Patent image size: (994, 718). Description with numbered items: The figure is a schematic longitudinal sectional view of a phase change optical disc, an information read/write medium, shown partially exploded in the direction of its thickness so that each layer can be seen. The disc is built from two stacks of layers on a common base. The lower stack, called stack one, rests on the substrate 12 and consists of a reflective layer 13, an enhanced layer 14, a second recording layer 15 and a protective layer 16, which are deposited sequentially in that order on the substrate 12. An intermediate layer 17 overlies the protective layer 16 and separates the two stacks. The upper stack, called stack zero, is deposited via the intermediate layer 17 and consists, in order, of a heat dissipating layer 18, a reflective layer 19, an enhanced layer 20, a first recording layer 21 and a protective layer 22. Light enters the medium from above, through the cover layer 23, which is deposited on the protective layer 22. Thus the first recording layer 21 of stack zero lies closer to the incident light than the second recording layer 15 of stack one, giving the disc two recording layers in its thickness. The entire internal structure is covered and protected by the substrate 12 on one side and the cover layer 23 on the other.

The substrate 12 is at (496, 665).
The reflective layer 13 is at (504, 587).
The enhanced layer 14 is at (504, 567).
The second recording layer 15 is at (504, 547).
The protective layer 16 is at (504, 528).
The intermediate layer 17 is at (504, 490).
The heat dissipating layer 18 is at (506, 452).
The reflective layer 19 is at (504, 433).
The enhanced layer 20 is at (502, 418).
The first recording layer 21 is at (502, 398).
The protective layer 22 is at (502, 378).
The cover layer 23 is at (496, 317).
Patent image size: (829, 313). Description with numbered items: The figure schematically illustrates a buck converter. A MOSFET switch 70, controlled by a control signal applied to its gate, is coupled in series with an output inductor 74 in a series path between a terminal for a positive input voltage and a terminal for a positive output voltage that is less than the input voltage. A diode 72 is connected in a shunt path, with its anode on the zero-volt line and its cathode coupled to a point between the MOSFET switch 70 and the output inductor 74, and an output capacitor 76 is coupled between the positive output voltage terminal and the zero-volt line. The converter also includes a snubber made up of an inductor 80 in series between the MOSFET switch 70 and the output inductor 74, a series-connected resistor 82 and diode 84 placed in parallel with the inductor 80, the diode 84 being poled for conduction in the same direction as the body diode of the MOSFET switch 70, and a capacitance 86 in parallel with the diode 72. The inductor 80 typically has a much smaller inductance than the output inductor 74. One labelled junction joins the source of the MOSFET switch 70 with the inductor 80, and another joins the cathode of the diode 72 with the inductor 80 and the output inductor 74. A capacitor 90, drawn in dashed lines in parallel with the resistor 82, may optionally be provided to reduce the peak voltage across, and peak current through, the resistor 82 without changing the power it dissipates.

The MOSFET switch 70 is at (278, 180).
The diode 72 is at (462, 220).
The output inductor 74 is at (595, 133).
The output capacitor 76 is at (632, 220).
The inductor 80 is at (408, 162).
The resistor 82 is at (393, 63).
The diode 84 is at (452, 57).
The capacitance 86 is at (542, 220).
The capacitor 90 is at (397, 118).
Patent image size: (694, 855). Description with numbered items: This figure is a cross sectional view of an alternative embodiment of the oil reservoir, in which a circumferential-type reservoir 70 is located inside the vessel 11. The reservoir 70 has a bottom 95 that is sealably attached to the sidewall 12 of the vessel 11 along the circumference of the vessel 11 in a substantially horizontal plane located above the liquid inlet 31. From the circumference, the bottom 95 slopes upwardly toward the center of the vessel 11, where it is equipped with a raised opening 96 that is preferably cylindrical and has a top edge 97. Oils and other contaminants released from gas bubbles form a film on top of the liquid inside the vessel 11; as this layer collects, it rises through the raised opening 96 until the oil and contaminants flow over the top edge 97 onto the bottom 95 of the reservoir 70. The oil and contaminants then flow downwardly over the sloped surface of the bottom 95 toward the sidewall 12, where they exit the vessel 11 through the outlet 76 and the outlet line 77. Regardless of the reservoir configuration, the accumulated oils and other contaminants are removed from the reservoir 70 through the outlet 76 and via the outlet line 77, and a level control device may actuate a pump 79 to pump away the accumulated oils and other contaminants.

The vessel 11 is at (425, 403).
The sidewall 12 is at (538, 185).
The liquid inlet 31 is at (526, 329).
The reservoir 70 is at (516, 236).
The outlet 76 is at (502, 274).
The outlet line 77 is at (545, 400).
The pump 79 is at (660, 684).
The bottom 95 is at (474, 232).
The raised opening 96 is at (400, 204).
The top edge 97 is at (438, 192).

• _Exercise brief_:
Convert every line of the records above into a Markdown table, leaving out the blank lines. Use two columns: "Row" for a running number and "Text" for the line itself.

• _Response to this exercise_:
| Row | Text |
|---|---|
| 1 | Patent image size: (994, 718). Description with numbered items: The figure is a schematic longitudinal sectional view of a phase change optical disc, an information read/write medium, shown partially exploded in the direction of its thickness so that each layer can be seen. The disc is built from two stacks of layers on a common base. The lower stack, called stack one, rests on the substrate 12 and consists of a reflective layer 13, an enhanced layer 14, a second recording layer 15 and a protective layer 16, which are deposited sequentially in that order on the substrate 12. An intermediate layer 17 overlies the protective layer 16 and separates the two stacks. The upper stack, called stack zero, is deposited via the intermediate layer 17 and consists, in order, of a heat dissipating layer 18, a reflective layer 19, an enhanced layer 20, a first recording layer 21 and a protective layer 22. Light enters the medium from above, through the cover layer 23, which is deposited on the protective layer 22. Thus the first recording layer 21 of stack zero lies closer to the incident light than the second recording layer 15 of stack one, giving the disc two recording layers in its thickness. The entire internal structure is covered and protected by the substrate 12 on one side and the cover layer 23 on the other. |
| 2 | The substrate 12 is at (496, 665). |
| 3 | The reflective layer 13 is at (504, 587). |
| 4 | The enhanced layer 14 is at (504, 567). |
| 5 | The second recording layer 15 is at (504, 547). |
| 6 | The protective layer 16 is at (504, 528). |
| 7 | The intermediate layer 17 is at (504, 490). |
| 8 | The heat dissipating layer 18 is at (506, 452). |
| 9 | The reflective layer 19 is at (504, 433). |
| 10 | The enhanced layer 20 is at (502, 418). |
| 11 | The first recording layer 21 is at (502, 398). |
| 12 | The protective layer 22 is at (502, 378). |
| 13 | The cover layer 23 is at (496, 317). |
| 14 | Patent image size: (829, 313). Description with numbered items: The figure schematically illustrates a buck converter. A MOSFET switch 70, controlled by a control signal applied to its gate, is coupled in series with an output inductor 74 in a series path between a terminal for a positive input voltage and a terminal for a positive output voltage that is less than the input voltage. A diode 72 is connected in a shunt path, with its anode on the zero-volt line and its cathode coupled to a point between the MOSFET switch 70 and the output inductor 74, and an output capacitor 76 is coupled between the positive output voltage terminal and the zero-volt line. The converter also includes a snubber made up of an inductor 80 in series between the MOSFET switch 70 and the output inductor 74, a series-connected resistor 82 and diode 84 placed in parallel with the inductor 80, the diode 84 being poled for conduction in the same direction as the body diode of the MOSFET switch 70, and a capacitance 86 in parallel with the diode 72. The inductor 80 typically has a much smaller inductance than the output inductor 74. One labelled junction joins the source of the MOSFET switch 70 with the inductor 80, and another joins the cathode of the diode 72 with the inductor 80 and the output inductor 74. A capacitor 90, drawn in dashed lines in parallel with the resistor 82, may optionally be provided to reduce the peak voltage across, and peak current through, the resistor 82 without changing the power it dissipates. |
| 15 | The MOSFET switch 70 is at (278, 180). |
| 16 | The diode 72 is at (462, 220). |
| 17 | The output inductor 74 is at (595, 133). |
| 18 | The output capacitor 76 is at (632, 220). |
| 19 | The inductor 80 is at (408, 162). |
| 20 | The resistor 82 is at (393, 63). |
| 21 | The diode 84 is at (452, 57). |
| 22 | The capacitance 86 is at (542, 220). |
| 23 | The capacitor 90 is at (397, 118). |
| 24 | Patent image size: (694, 855). Description with numbered items: This figure is a cross sectional view of an alternative embodiment of the oil reservoir, in which a circumferential-type reservoir 70 is located inside the vessel 11. The reservoir 70 has a bottom 95 that is sealably attached to the sidewall 12 of the vessel 11 along the circumference of the vessel 11 in a substantially horizontal plane located above the liquid inlet 31. From the circumference, the bottom 95 slopes upwardly toward the center of the vessel 11, where it is equipped with a raised opening 96 that is preferably cylindrical and has a top edge 97. Oils and other contaminants released from gas bubbles form a film on top of the liquid inside the vessel 11; as this layer collects, it rises through the raised opening 96 until the oil and contaminants flow over the top edge 97 onto the bottom 95 of the reservoir 70. The oil and contaminants then flow downwardly over the sloped surface of the bottom 95 toward the sidewall 12, where they exit the vessel 11 through the outlet 76 and the outlet line 77. Regardless of the reservoir configuration, the accumulated oils and other contaminants are removed from the reservoir 70 through the outlet 76 and via the outlet line 77, and a level control device may actuate a pump 79 to pump away the accumulated oils and other contaminants. |
| 25 | The vessel 11 is at (425, 403). |
| 26 | The sidewall 12 is at (538, 185). |
| 27 | The liquid inlet 31 is at (526, 329). |
| 28 | The reservoir 70 is at (516, 236). |
| 29 | The outlet 76 is at (502, 274). |
| 30 | The outlet line 77 is at (545, 400). |
| 31 | The pump 79 is at (660, 684). |
| 32 | The bottom 95 is at (474, 232). |
| 33 | The raised opening 96 is at (400, 204). |
| 34 | The top edge 97 is at (438, 192). |